**Work required:**
Return every line of the data below that includes the string "Mozilla".

— BEGIN Material supplied —

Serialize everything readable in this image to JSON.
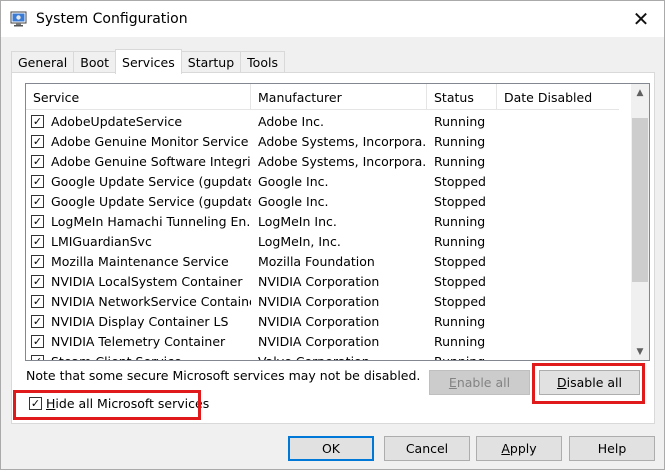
{
  "window": {
    "title": "System Configuration",
    "close_glyph": "✕",
    "icon": "msconfig-icon"
  },
  "tabs": [
    {
      "label": "General",
      "active": false
    },
    {
      "label": "Boot",
      "active": false
    },
    {
      "label": "Services",
      "active": true
    },
    {
      "label": "Startup",
      "active": false
    },
    {
      "label": "Tools",
      "active": false
    }
  ],
  "list": {
    "columns": [
      "Service",
      "Manufacturer",
      "Status",
      "Date Disabled"
    ],
    "rows": [
      {
        "checked": true,
        "service": "AdobeUpdateService",
        "manufacturer": "Adobe Inc.",
        "status": "Running",
        "date_disabled": ""
      },
      {
        "checked": true,
        "service": "Adobe Genuine Monitor Service",
        "manufacturer": "Adobe Systems, Incorpora...",
        "status": "Running",
        "date_disabled": ""
      },
      {
        "checked": true,
        "service": "Adobe Genuine Software Integri...",
        "manufacturer": "Adobe Systems, Incorpora...",
        "status": "Running",
        "date_disabled": ""
      },
      {
        "checked": true,
        "service": "Google Update Service (gupdate)",
        "manufacturer": "Google Inc.",
        "status": "Stopped",
        "date_disabled": ""
      },
      {
        "checked": true,
        "service": "Google Update Service (gupdate...",
        "manufacturer": "Google Inc.",
        "status": "Stopped",
        "date_disabled": ""
      },
      {
        "checked": true,
        "service": "LogMeIn Hamachi Tunneling En...",
        "manufacturer": "LogMeIn Inc.",
        "status": "Running",
        "date_disabled": ""
      },
      {
        "checked": true,
        "service": "LMIGuardianSvc",
        "manufacturer": "LogMeIn, Inc.",
        "status": "Running",
        "date_disabled": ""
      },
      {
        "checked": true,
        "service": "Mozilla Maintenance Service",
        "manufacturer": "Mozilla Foundation",
        "status": "Stopped",
        "date_disabled": ""
      },
      {
        "checked": true,
        "service": "NVIDIA LocalSystem Container",
        "manufacturer": "NVIDIA Corporation",
        "status": "Stopped",
        "date_disabled": ""
      },
      {
        "checked": true,
        "service": "NVIDIA NetworkService Container",
        "manufacturer": "NVIDIA Corporation",
        "status": "Stopped",
        "date_disabled": ""
      },
      {
        "checked": true,
        "service": "NVIDIA Display Container LS",
        "manufacturer": "NVIDIA Corporation",
        "status": "Running",
        "date_disabled": ""
      },
      {
        "checked": true,
        "service": "NVIDIA Telemetry Container",
        "manufacturer": "NVIDIA Corporation",
        "status": "Running",
        "date_disabled": ""
      },
      {
        "checked": true,
        "service": "Steam Client Service",
        "manufacturer": "Valve Corporation",
        "status": "Running",
        "date_disabled": ""
      }
    ]
  },
  "note": "Note that some secure Microsoft services may not be disabled.",
  "buttons": {
    "enable_all": {
      "pre": "",
      "mnemonic": "E",
      "post": "nable all",
      "disabled": true
    },
    "disable_all": {
      "pre": "",
      "mnemonic": "D",
      "post": "isable all",
      "disabled": false
    },
    "ok": "OK",
    "cancel": "Cancel",
    "apply": {
      "pre": "",
      "mnemonic": "A",
      "post": "pply"
    },
    "help": "Help"
  },
  "hide_ms": {
    "checked": true,
    "pre": "",
    "mnemonic": "H",
    "post": "ide all Microsoft services"
  },
  "colors": {
    "highlight": "#e0191b",
    "default_button_border": "#0078d7"
  }
}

— END Material supplied —

**Full response:**
        "service": "Mozilla Maintenance Service",
        "manufacturer": "Mozilla Foundation",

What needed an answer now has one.